-- begin --

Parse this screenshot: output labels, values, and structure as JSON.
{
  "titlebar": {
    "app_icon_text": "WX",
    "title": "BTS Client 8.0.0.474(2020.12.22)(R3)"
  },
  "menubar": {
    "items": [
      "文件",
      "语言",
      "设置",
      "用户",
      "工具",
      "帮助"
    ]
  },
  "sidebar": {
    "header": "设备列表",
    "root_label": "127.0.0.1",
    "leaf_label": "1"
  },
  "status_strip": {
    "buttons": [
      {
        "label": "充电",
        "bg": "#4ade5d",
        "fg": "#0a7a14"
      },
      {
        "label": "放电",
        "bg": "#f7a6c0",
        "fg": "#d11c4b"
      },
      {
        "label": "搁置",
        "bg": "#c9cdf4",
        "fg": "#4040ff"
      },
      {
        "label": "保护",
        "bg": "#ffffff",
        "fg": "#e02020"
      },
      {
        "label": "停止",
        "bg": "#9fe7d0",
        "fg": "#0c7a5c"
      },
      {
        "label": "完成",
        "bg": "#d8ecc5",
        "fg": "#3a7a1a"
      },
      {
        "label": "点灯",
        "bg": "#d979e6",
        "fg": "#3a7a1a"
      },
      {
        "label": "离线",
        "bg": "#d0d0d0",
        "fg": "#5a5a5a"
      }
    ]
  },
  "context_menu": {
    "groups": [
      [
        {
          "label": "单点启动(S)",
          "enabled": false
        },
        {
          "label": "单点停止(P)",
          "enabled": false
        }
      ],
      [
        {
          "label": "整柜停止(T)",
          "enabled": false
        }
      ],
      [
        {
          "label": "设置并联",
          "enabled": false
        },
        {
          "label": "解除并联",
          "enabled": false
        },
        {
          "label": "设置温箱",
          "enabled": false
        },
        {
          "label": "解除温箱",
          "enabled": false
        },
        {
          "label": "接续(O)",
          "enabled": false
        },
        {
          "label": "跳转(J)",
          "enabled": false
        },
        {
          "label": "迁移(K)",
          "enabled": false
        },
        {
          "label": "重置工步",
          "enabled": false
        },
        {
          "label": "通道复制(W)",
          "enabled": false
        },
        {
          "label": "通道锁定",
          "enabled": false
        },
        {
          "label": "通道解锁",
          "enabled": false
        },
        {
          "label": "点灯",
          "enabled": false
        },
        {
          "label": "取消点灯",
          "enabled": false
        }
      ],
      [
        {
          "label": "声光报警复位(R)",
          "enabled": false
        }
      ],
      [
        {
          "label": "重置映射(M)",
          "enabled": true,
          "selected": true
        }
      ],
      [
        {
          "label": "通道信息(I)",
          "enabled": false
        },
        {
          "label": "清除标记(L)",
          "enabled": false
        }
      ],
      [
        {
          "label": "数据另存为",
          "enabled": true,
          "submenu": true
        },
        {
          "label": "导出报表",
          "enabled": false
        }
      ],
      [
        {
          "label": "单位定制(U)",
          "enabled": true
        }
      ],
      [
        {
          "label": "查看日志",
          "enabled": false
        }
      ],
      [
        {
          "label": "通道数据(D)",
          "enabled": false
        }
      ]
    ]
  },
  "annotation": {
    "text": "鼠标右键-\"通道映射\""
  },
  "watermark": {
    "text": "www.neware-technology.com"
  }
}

-- end --

Copy every record exactly as presented.

Expected output:
Parse this screenshot: output labels, values, and structure as JSON.
{
  "titlebar": {
    "app_icon_text": "WX",
    "title": "BTS Client 8.0.0.474(2020.12.22)(R3)"
  },
  "menubar": {
    "items": [
      "文件",
      "语言",
      "设置",
      "用户",
      "工具",
      "帮助"
    ]
  },
  "sidebar": {
    "header": "设备列表",
    "root_label": "127.0.0.1",
    "leaf_label": "1"
  },
  "status_strip": {
    "buttons": [
      {
        "label": "充电",
        "bg": "#4ade5d",
        "fg": "#0a7a14"
      },
      {
        "label": "放电",
        "bg": "#f7a6c0",
        "fg": "#d11c4b"
      },
      {
        "label": "搁置",
        "bg": "#c9cdf4",
        "fg": "#4040ff"
      },
      {
        "label": "保护",
        "bg": "#ffffff",
        "fg": "#e02020"
      },
      {
        "label": "停止",
        "bg": "#9fe7d0",
        "fg": "#0c7a5c"
      },
      {
        "label": "完成",
        "bg": "#d8ecc5",
        "fg": "#3a7a1a"
      },
      {
        "label": "点灯",
        "bg": "#d979e6",
        "fg": "#3a7a1a"
      },
      {
        "label": "离线",
        "bg": "#d0d0d0",
        "fg": "#5a5a5a"
      }
    ]
  },
  "context_menu": {
    "groups": [
      [
        {
          "label": "单点启动(S)",
          "enabled": false
        },
        {
          "label": "单点停止(P)",
          "enabled": false
        }
      ],
      [
        {
          "label": "整柜停止(T)",
          "enabled": false
        }
      ],
      [
        {
          "label": "设置并联",
          "enabled": false
        },
        {
          "label": "解除并联",
          "enabled": false
        },
        {
          "label": "设置温箱",
          "enabled": false
        },
        {
          "label": "解除温箱",
          "enabled": false
        },
        {
          "label": "接续(O)",
          "enabled": false
        },
        {
          "label": "跳转(J)",
          "enabled": false
        },
        {
          "label": "迁移(K)",
          "enabled": false
        },
        {
          "label": "重置工步",
          "enabled": false
        },
        {
          "label": "通道复制(W)",
          "enabled": false
        },
        {
          "label": "通道锁定",
          "enabled": false
        },
        {
          "label": "通道解锁",
          "enabled": false
        },
        {
          "label": "点灯",
          "enabled": false
        },
        {
          "label": "取消点灯",
          "enabled": false
        }
      ],
      [
        {
          "label": "声光报警复位(R)",
          "enabled": false
        }
      ],
      [
        {
          "label": "重置映射(M)",
          "enabled": true,
          "selected": true
        }
      ],
      [
        {
          "label": "通道信息(I)",
          "enabled": false
        },
        {
          "label": "清除标记(L)",
          "enabled": false
        }
      ],
      [
        {
          "label": "数据另存为",
          "enabled": true,
          "submenu": true
        },
        {
          "label": "导出报表",
          "enabled": false
        }
      ],
      [
        {
          "label": "单位定制(U)",
          "enabled": true
        }
      ],
      [
        {
          "label": "查看日志",
          "enabled": false
        }
      ],
      [
        {
          "label": "通道数据(D)",
          "enabled": false
        }
      ]
    ]
  },
  "annotation": {
    "text": "鼠标右键-\"通道映射\""
  },
  "watermark": {
    "text": "www.neware-technology.com"
  }
}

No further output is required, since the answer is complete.